_Written exercise_
Track down the lines that contain "JSON" and copy them.

━━━━━━━━━━

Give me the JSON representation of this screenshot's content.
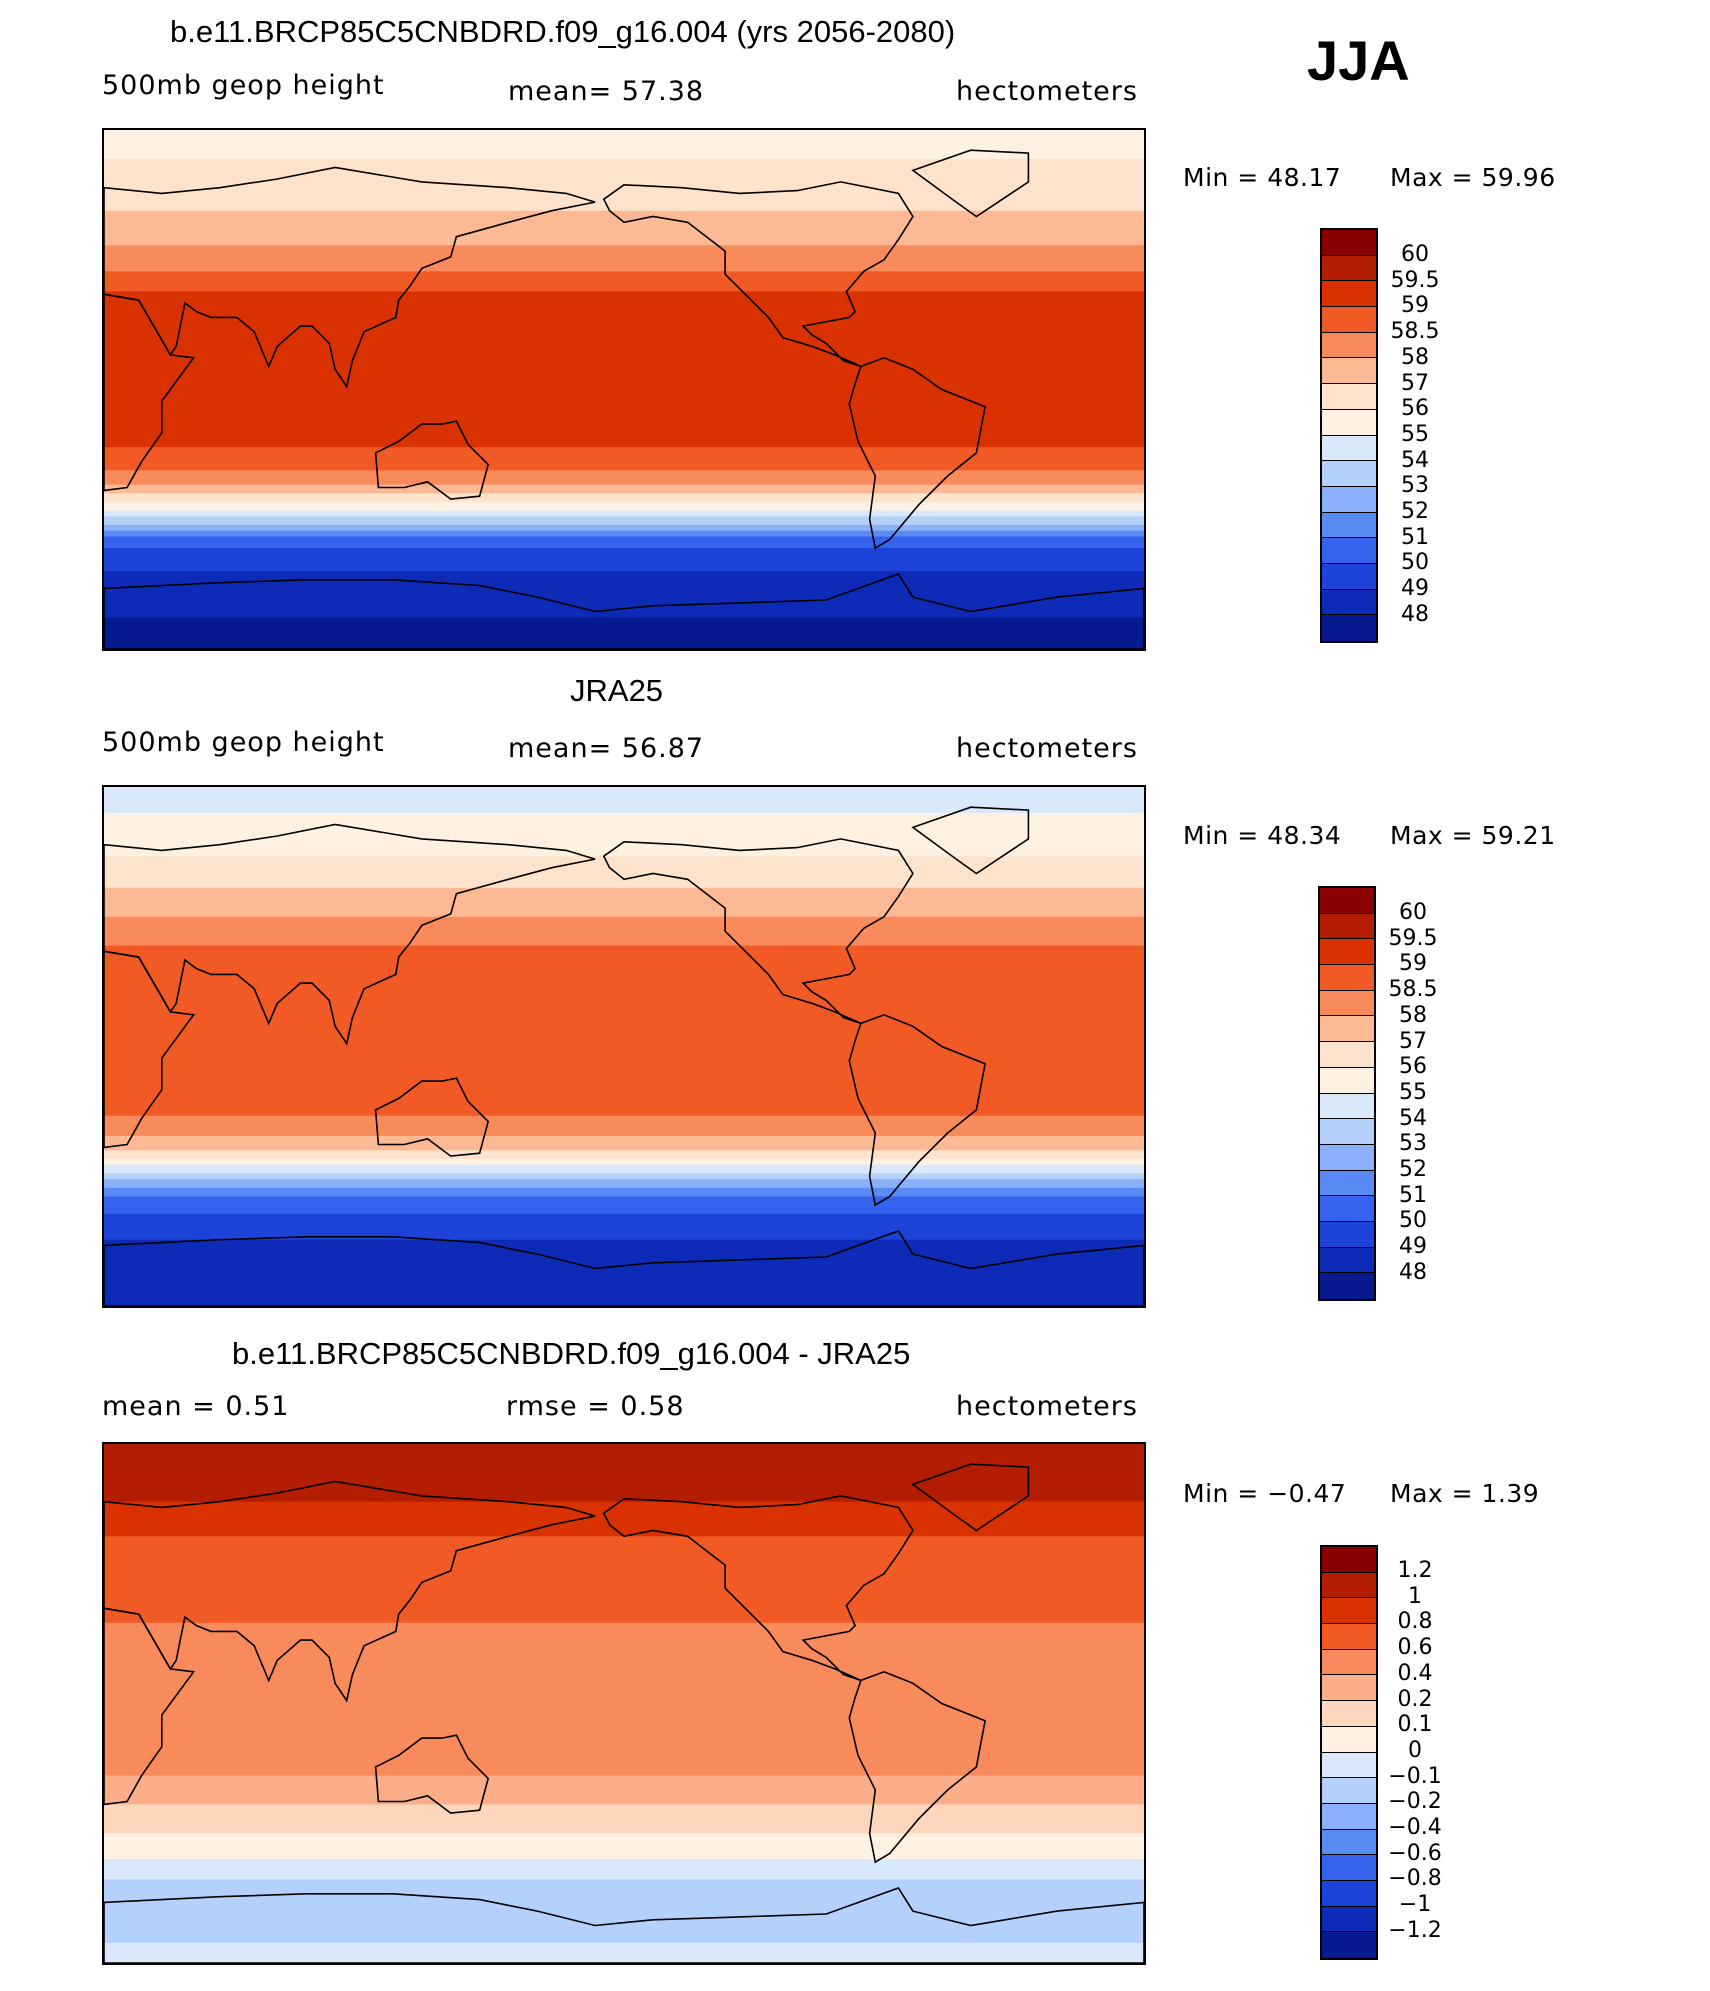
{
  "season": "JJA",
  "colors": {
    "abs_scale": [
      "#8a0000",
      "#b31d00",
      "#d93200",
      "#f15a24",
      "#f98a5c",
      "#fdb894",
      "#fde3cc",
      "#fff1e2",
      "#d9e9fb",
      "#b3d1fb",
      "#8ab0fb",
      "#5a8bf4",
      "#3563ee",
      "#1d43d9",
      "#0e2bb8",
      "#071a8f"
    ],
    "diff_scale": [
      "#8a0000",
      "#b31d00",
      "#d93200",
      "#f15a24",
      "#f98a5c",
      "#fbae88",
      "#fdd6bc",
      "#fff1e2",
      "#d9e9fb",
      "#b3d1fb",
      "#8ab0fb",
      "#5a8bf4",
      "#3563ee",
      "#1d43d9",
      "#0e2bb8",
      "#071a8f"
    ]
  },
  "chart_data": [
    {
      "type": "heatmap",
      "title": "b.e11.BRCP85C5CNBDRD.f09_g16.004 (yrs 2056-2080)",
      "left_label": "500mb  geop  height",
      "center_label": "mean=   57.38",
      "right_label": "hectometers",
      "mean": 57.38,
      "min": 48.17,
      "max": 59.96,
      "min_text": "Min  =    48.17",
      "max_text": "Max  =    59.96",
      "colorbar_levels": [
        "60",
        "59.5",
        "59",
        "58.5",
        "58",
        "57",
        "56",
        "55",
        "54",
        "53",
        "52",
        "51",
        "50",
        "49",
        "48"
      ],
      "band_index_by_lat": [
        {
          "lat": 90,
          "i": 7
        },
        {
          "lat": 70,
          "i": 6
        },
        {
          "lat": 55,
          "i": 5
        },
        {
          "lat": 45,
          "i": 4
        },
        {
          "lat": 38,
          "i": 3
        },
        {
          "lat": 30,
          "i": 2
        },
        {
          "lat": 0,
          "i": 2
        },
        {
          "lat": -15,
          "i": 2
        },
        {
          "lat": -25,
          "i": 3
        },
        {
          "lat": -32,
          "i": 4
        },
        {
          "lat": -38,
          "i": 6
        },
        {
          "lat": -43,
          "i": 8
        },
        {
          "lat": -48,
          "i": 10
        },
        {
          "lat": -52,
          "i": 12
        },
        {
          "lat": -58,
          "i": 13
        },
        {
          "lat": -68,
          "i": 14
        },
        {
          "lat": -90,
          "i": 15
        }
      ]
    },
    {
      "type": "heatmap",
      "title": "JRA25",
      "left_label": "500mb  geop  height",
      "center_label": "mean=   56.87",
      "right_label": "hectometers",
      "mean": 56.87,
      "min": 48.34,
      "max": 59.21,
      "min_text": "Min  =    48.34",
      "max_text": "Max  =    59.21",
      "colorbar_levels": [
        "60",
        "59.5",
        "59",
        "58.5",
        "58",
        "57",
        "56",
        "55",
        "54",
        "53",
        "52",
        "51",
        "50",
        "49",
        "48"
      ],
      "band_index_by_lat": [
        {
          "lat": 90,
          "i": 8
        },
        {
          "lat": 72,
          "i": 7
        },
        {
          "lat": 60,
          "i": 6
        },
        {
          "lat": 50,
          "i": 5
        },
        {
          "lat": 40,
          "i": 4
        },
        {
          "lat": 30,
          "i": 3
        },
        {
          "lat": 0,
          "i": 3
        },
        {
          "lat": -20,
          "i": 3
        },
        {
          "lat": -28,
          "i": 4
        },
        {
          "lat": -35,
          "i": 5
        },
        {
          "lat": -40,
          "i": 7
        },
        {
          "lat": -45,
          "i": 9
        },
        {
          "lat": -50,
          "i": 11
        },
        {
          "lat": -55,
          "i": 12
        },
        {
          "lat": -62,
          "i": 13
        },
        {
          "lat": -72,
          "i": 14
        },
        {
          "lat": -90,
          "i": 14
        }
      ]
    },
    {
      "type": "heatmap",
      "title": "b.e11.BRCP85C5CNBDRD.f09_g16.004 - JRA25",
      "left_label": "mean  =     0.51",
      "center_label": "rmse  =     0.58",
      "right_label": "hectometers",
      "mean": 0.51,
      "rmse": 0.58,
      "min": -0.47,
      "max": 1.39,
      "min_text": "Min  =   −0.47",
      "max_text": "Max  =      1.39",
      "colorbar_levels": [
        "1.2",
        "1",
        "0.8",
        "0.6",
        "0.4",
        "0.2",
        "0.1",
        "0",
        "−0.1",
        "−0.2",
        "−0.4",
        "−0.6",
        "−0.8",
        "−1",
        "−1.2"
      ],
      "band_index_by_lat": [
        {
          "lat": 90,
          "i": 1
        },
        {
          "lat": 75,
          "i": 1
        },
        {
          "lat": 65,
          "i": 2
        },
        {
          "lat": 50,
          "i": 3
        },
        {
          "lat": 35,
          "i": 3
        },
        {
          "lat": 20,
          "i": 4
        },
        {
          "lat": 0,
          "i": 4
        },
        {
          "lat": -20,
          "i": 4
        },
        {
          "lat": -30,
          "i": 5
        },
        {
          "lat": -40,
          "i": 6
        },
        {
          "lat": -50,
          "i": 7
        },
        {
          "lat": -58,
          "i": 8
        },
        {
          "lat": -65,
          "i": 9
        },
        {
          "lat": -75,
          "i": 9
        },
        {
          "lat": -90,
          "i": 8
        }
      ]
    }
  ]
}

━━━━━━━━━━

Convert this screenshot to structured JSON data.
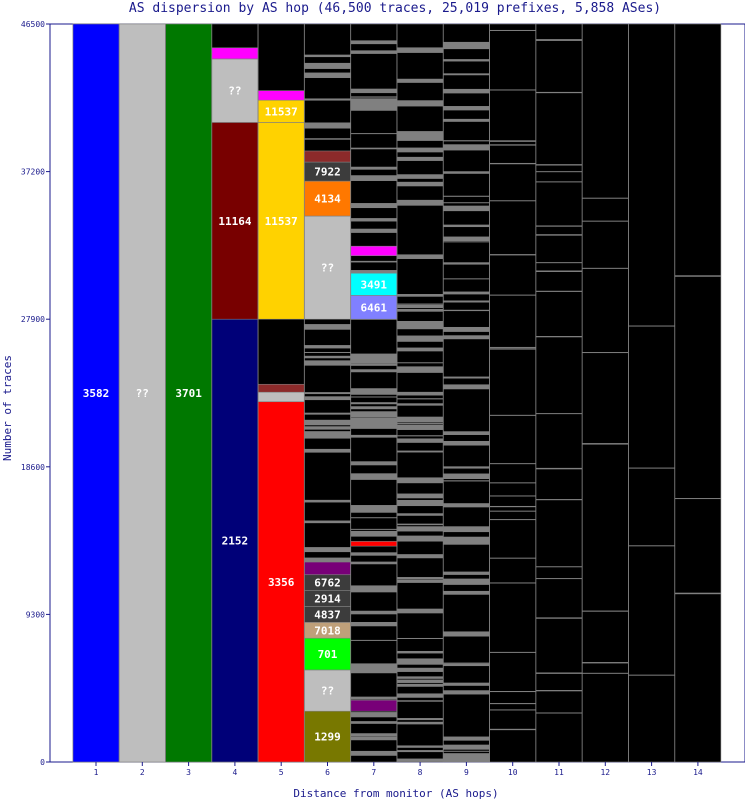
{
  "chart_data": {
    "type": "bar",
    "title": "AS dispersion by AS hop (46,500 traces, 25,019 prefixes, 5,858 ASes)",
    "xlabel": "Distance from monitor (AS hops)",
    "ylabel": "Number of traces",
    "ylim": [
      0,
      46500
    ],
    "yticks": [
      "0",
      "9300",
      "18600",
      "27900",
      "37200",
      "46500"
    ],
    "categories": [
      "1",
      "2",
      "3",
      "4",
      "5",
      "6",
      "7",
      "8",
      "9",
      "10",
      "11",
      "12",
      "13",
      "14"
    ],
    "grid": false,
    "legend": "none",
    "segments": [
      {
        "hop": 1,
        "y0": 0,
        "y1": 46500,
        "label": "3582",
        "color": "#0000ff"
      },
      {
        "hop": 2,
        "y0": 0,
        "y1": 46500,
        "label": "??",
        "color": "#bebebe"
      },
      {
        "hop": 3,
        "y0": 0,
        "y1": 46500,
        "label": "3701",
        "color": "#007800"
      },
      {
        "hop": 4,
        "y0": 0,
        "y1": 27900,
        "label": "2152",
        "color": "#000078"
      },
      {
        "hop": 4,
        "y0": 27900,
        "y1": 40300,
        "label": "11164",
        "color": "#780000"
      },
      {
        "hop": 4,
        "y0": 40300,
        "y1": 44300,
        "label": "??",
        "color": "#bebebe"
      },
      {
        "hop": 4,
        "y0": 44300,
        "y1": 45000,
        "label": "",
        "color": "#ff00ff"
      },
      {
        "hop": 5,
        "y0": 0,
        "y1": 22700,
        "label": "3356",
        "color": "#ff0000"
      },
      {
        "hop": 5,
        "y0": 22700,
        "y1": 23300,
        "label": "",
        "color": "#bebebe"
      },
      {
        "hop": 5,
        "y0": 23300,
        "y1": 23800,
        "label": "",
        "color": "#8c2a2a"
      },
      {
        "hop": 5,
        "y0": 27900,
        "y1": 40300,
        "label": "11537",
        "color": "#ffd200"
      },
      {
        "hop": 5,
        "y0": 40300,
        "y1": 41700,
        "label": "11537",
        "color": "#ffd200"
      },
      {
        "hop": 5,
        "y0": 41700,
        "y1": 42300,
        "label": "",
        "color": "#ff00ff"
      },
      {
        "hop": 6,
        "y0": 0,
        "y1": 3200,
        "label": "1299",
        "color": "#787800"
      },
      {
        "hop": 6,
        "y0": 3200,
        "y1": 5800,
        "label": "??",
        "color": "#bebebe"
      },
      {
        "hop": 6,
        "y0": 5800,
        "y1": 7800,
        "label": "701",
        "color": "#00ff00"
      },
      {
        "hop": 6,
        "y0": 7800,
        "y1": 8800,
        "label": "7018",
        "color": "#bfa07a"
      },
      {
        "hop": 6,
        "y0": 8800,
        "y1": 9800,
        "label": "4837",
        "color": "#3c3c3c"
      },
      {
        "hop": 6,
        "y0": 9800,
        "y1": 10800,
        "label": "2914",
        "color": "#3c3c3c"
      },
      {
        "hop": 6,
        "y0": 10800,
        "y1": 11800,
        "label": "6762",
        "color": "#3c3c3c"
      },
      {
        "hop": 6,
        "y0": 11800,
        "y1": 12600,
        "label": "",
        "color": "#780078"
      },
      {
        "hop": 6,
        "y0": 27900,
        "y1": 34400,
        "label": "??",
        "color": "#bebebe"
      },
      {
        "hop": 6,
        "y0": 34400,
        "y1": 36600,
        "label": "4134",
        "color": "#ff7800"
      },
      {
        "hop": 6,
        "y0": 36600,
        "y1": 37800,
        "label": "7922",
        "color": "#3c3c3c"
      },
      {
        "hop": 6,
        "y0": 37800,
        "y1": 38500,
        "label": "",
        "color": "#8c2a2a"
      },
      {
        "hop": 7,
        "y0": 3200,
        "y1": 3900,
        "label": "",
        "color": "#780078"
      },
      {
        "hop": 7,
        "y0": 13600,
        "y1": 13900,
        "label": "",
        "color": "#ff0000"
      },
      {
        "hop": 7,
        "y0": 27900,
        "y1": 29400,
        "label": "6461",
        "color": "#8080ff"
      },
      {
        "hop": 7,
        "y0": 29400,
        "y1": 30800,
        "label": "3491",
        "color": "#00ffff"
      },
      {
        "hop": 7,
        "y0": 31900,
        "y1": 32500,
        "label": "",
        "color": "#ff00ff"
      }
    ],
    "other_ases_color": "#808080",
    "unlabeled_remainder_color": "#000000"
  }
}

━━━━━━━━━━

_Response_
Give me the JSON representation of this screenshot's content.
Convert this screenshot to structured JSON data.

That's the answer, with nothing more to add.